*EXERCISE TASK 1*:
Decide whether each statement agrees with the passage on Wyoming's investment income. Answer yes or no for each, and quote the words from the passage that decide it.
(a) The general fund's investment earnings from Wyoming's portfolio are expected to reach $913.7 million in the upcoming biennium.
(b) Wyoming's savings sit idle rather than being invested.
(c) The recommended permanent savings amount is $500 million.
*EXERCISE TASK 2*:
According to the passage on Wyoming's investment income, what is expected to be the largest source of revenue this year?
*EXERCISE TASK 3*:
Continue the passage on Wyoming's investment income and savings from the point where it ends.

— Start EXCERPT —

We can see the fruits of their wisdom in the income generated from the investments held in our permanent trusts. Much has been made in the news about our investment income, which is expected to be the largest source of revenue this year. But what does that really mean? This biennium alone, every Wyoming taxpayer can thank Wyoming’s Treasurer for the investment portfolio reducing the overall tax burden. For example, the investment earnings for the general fund from Wyoming’s portfolio is anticipated to reach $913.7 million in the upcoming biennium. This is $913.7 million that Wyoming taxpayers will not pay.
Wyoming’s savings are not idle. They are invested and their earnings are a powerful diversifier to the volatility of a commodity driven economy. To further this service and to honor the conscientiousness of our forebears, I am recommending permanent savings of $250 million to protect against hard times and to benefit Wyoming’s future taxpayers.

— End EXCERPT —
— Start INFORMATION GIVEN —

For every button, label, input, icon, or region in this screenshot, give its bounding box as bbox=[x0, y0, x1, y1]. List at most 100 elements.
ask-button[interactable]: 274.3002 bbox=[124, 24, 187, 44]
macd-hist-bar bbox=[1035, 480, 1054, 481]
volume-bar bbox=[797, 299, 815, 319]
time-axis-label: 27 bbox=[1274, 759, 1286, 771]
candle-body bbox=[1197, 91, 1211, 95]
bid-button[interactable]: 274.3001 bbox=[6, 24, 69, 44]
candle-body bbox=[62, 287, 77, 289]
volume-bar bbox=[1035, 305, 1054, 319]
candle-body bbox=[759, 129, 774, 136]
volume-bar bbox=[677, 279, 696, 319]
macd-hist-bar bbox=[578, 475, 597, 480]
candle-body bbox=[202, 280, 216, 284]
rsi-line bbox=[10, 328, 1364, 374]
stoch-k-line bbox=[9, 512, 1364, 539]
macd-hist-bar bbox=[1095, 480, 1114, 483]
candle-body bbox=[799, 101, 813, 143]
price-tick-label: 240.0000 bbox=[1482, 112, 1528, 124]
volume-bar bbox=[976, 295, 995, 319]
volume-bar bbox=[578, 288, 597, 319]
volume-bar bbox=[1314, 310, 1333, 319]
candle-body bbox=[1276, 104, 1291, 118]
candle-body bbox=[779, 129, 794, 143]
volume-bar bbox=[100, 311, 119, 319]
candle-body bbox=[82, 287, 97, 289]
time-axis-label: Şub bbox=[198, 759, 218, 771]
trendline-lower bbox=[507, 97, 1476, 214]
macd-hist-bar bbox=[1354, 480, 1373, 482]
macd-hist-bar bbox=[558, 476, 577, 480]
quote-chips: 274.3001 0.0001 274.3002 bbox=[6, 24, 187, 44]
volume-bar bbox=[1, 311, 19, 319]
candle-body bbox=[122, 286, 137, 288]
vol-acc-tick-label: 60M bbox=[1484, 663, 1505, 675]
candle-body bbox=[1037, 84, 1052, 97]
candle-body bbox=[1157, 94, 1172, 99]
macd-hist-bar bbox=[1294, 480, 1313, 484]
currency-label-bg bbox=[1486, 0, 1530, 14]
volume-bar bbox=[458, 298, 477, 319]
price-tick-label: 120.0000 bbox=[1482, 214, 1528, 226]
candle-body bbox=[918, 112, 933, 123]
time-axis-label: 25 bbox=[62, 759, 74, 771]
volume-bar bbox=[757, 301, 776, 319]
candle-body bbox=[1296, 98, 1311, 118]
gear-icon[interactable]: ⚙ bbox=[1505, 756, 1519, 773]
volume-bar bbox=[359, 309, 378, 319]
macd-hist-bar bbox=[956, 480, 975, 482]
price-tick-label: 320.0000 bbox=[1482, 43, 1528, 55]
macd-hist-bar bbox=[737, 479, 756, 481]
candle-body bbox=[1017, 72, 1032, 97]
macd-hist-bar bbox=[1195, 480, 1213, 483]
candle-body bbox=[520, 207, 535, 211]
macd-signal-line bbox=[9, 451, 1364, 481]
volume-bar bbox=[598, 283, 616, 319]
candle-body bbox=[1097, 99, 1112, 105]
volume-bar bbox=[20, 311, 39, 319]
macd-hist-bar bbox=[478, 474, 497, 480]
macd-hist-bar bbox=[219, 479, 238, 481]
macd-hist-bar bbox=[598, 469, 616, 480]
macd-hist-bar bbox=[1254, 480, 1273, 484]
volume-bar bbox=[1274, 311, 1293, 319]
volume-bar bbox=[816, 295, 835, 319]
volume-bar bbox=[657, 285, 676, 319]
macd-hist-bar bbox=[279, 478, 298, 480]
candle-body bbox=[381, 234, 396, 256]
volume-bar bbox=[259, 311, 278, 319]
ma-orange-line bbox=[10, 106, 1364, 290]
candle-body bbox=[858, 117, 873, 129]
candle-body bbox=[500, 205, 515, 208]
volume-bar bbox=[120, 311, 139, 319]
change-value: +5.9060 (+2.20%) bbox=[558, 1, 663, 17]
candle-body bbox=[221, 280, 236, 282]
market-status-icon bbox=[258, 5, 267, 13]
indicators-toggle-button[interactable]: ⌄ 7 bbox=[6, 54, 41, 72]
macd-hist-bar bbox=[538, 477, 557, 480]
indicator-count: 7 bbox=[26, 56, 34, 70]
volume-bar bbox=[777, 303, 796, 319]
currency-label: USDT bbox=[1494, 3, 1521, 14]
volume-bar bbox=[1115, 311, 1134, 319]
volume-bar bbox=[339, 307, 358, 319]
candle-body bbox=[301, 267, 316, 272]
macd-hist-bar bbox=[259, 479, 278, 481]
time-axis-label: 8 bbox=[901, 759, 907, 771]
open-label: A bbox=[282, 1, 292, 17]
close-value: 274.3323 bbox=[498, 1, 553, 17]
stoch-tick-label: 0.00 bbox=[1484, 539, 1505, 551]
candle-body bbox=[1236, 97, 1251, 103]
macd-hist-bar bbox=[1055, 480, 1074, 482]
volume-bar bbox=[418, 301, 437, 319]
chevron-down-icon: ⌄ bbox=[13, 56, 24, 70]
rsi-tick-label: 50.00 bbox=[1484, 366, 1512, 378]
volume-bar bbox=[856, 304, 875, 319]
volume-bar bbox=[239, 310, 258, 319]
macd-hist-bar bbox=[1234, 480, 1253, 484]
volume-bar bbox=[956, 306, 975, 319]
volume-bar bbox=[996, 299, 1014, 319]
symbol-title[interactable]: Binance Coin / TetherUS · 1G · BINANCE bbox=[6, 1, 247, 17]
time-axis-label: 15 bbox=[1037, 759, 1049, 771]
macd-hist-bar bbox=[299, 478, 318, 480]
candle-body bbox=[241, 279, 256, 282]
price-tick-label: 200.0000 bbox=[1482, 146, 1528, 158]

— End INFORMATION GIVEN —

*TASK RESULT 1*:
(a) Yes: "the investment earnings for the general fund from Wyoming’s portfolio is anticipated to reach $913.7 million in the upcoming biennium."
(b) No: "Wyoming’s savings are not idle. They are invested"
(c) No: "I am recommending permanent savings of $250 million"

*TASK RESULT 2*:
Investment income is expected to be the largest source of revenue this year.

*TASK RESULT 3*:
"The art of effective listening is essential to clear communication."
- James Cash Penney, Founder JC Penney Company, Kemmerer, WY
Some suggest this is the time to cash in, take care of ourselves, and stop worrying about Wyoming’s future or our children. These are the actions that seemingly guided our nation for the last couple of decades as Washington D.C. piled up debt without regard to consequence. This generation has already benefitted more than any other from our predecessors' efforts; even worse, we have borrowed more from our children than any other in history. This should not be the template for Wyoming. It certainly has not been to date.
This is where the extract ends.